§ **INFORMATION PROVIDED**
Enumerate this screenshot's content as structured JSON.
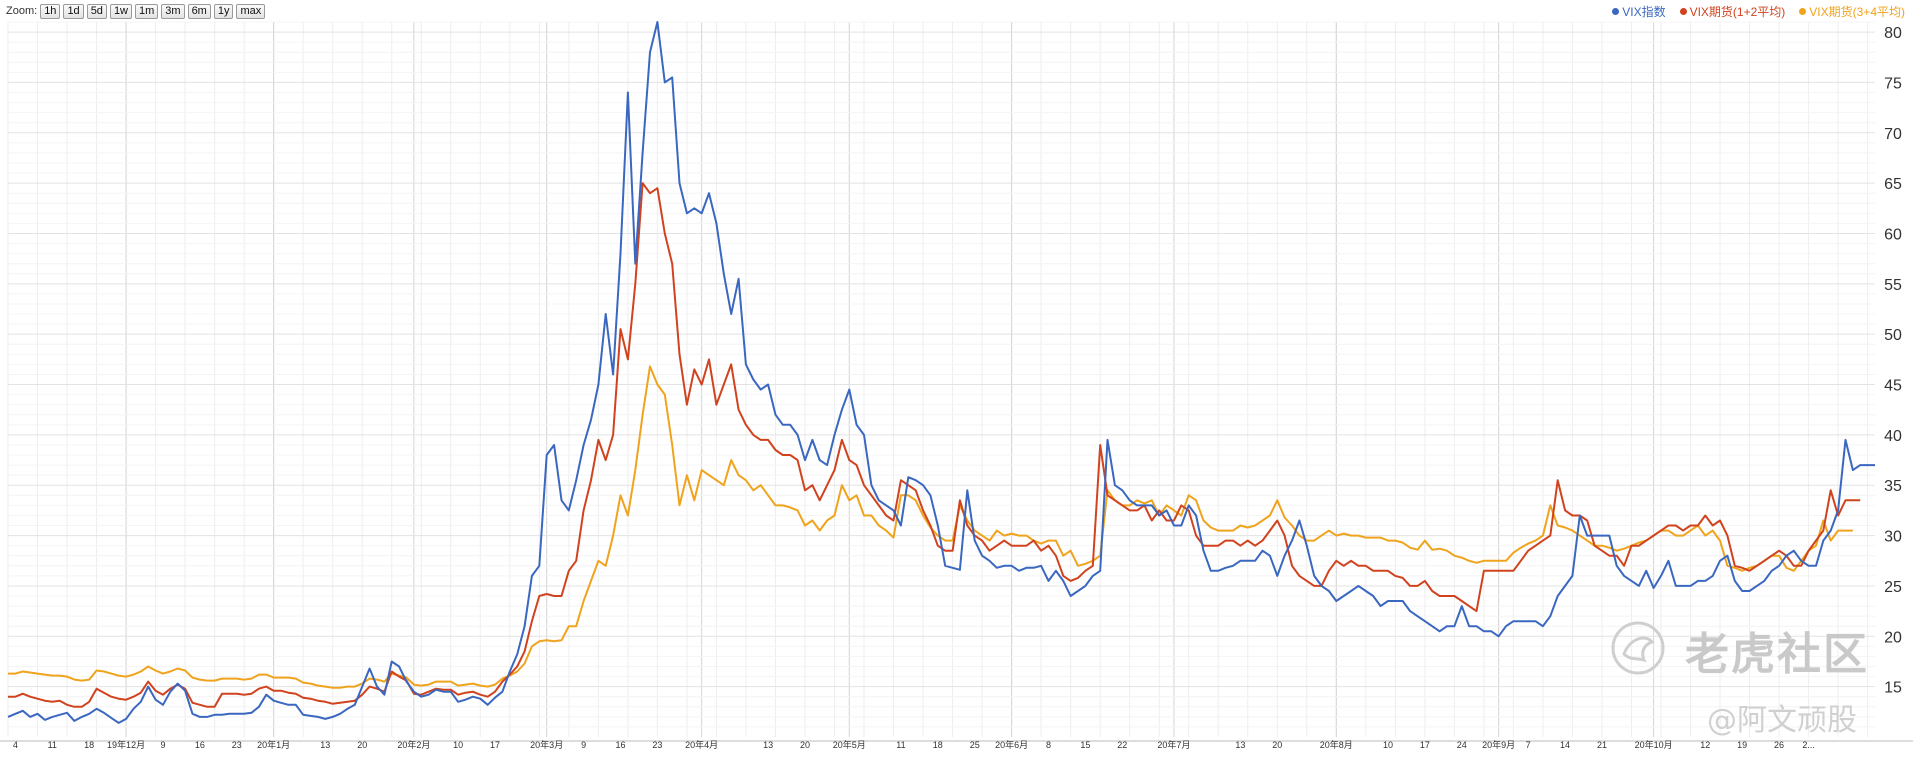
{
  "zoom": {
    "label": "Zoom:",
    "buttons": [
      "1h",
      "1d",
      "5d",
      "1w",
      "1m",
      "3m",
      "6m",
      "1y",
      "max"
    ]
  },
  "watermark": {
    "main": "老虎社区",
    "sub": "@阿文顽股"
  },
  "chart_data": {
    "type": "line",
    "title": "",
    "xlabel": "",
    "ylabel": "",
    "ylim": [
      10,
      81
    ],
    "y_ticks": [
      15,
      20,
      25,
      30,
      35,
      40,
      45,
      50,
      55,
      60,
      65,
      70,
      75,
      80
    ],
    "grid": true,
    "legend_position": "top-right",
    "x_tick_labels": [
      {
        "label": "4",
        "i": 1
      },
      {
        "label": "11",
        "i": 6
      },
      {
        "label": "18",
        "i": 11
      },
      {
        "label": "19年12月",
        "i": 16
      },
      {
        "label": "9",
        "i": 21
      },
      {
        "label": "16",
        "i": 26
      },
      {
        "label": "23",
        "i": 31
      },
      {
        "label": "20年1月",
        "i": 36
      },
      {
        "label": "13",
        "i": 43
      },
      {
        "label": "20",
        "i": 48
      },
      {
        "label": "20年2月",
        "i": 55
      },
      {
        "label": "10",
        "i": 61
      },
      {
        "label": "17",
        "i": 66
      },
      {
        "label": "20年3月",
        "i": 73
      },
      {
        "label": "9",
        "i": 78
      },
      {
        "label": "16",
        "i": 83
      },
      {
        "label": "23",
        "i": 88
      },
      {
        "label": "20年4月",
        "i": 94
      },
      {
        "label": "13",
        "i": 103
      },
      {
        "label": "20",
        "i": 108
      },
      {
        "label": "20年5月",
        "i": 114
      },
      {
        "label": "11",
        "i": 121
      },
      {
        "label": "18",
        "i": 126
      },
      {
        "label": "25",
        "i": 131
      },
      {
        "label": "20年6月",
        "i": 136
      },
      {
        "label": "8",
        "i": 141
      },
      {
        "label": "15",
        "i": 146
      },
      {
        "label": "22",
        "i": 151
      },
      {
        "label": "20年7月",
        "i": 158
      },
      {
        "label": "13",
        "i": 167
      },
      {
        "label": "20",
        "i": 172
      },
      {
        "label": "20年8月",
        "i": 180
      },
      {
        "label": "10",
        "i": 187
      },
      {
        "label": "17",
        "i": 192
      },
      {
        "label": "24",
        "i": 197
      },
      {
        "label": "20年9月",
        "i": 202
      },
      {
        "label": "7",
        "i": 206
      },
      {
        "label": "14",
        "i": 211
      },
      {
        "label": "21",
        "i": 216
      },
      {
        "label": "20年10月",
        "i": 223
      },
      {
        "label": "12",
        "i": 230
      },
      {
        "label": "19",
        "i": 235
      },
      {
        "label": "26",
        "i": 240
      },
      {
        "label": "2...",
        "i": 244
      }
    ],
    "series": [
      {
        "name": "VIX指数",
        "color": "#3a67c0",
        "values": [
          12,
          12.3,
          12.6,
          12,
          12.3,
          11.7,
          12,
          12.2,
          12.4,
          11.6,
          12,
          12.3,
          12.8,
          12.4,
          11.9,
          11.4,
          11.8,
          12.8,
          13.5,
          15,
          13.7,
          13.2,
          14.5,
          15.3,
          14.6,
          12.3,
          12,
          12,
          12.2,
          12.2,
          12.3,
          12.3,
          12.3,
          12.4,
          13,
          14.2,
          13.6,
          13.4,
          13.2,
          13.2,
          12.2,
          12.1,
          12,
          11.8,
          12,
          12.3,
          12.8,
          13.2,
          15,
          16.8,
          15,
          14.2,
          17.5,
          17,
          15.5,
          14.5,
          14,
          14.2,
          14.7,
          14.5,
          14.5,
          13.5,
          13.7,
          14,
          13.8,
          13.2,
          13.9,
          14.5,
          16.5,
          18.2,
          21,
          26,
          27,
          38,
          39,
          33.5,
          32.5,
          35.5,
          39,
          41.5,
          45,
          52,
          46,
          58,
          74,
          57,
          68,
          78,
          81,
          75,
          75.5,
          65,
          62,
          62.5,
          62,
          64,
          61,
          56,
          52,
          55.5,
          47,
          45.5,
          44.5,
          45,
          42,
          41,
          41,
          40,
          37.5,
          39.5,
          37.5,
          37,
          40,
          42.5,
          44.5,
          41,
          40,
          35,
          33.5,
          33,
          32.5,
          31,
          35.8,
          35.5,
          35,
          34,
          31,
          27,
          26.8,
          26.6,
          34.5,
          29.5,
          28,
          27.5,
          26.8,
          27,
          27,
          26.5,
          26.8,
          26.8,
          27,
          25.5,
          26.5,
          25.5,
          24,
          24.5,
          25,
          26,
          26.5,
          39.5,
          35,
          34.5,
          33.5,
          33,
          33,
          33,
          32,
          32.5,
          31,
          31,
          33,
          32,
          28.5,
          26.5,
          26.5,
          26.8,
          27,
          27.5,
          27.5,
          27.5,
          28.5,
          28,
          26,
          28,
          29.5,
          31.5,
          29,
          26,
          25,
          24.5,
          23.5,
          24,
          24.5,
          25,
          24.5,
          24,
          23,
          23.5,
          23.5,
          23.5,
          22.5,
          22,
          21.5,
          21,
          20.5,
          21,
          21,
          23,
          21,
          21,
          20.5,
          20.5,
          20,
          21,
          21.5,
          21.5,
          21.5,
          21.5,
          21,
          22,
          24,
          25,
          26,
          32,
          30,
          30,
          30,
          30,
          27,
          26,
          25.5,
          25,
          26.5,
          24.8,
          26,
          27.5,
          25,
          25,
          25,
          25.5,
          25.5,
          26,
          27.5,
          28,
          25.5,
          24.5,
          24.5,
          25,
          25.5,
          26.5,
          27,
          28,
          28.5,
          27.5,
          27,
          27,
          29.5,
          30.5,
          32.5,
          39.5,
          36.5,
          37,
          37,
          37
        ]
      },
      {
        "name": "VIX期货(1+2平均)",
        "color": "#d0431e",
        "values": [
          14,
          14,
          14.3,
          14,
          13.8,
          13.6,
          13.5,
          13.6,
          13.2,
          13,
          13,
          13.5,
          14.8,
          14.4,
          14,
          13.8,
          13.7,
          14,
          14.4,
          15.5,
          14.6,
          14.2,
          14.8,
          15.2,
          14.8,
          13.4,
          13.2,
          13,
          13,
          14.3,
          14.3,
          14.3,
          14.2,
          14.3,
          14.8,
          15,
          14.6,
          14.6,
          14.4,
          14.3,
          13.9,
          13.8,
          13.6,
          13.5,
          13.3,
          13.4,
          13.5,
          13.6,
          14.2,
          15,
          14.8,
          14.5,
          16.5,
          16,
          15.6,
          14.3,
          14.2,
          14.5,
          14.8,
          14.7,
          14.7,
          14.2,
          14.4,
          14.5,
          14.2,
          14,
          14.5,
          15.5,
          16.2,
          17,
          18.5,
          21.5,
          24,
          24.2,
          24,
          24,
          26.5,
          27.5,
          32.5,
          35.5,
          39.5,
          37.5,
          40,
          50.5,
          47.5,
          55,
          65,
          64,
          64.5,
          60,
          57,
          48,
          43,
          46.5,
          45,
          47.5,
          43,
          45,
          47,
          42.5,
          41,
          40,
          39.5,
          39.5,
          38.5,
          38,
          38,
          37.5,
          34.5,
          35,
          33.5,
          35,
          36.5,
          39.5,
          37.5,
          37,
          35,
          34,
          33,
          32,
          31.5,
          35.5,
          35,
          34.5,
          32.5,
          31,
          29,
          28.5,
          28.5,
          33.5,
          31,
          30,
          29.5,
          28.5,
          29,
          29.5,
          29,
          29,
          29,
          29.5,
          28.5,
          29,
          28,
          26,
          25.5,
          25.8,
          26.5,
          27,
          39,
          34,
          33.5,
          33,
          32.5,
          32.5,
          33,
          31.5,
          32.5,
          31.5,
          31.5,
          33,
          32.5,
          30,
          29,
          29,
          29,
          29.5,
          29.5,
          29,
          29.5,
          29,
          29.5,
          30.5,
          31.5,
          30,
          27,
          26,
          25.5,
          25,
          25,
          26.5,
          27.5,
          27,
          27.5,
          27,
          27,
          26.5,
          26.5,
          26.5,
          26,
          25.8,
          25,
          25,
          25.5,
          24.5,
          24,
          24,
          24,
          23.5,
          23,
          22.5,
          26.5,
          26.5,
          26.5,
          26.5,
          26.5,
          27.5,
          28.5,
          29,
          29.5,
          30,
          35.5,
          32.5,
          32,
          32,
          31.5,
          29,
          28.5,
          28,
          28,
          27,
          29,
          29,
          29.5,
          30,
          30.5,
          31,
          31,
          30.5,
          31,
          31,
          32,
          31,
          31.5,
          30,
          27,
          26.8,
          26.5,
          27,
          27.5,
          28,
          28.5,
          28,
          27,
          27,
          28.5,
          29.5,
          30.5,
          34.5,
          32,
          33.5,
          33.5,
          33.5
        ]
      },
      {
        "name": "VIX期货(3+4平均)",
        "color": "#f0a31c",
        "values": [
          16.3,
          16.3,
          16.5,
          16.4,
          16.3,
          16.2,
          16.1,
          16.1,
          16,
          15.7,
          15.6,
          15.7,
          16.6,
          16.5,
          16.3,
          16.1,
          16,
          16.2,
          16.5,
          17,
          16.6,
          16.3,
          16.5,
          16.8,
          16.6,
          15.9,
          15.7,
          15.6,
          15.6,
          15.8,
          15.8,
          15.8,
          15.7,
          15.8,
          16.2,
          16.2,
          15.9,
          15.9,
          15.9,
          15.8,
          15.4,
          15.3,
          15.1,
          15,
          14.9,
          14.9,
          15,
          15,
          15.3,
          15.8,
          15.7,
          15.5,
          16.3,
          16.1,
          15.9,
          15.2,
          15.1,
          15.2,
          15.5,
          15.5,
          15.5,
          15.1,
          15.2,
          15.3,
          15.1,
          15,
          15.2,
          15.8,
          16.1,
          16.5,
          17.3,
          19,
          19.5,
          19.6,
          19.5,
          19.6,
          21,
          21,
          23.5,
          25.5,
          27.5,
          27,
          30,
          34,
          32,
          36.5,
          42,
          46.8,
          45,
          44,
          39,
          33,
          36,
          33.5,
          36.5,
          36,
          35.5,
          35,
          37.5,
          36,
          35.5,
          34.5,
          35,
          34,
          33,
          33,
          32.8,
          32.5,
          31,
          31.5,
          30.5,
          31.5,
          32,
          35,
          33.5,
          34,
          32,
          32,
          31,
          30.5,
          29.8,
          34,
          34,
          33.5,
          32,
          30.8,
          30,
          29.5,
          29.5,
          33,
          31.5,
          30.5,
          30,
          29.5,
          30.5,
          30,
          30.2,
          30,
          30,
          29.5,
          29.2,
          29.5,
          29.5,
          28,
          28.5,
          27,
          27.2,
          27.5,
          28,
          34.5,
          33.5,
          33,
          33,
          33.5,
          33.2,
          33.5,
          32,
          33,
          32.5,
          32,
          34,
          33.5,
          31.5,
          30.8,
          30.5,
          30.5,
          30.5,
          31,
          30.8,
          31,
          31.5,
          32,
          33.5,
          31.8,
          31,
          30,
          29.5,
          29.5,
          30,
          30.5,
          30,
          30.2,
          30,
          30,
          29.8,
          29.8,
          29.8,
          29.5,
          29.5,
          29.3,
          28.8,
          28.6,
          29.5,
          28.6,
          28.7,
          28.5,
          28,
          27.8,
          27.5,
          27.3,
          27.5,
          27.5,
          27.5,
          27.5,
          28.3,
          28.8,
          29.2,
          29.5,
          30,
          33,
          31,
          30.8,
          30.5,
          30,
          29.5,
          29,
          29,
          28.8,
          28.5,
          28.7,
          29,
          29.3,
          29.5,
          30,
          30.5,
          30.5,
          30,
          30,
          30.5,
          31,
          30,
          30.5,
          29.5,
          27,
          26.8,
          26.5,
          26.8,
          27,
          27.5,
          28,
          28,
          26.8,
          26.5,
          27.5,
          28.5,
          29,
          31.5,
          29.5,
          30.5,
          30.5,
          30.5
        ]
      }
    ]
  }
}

§ **INSTRUCTIONS FOR THE TASK**
Show every line of the listing in which the string "color" can be found.

§ **CORRECT RESPONSE**
        "color": "#3a67c0",
        "color": "#d0431e",
        "color": "#f0a31c",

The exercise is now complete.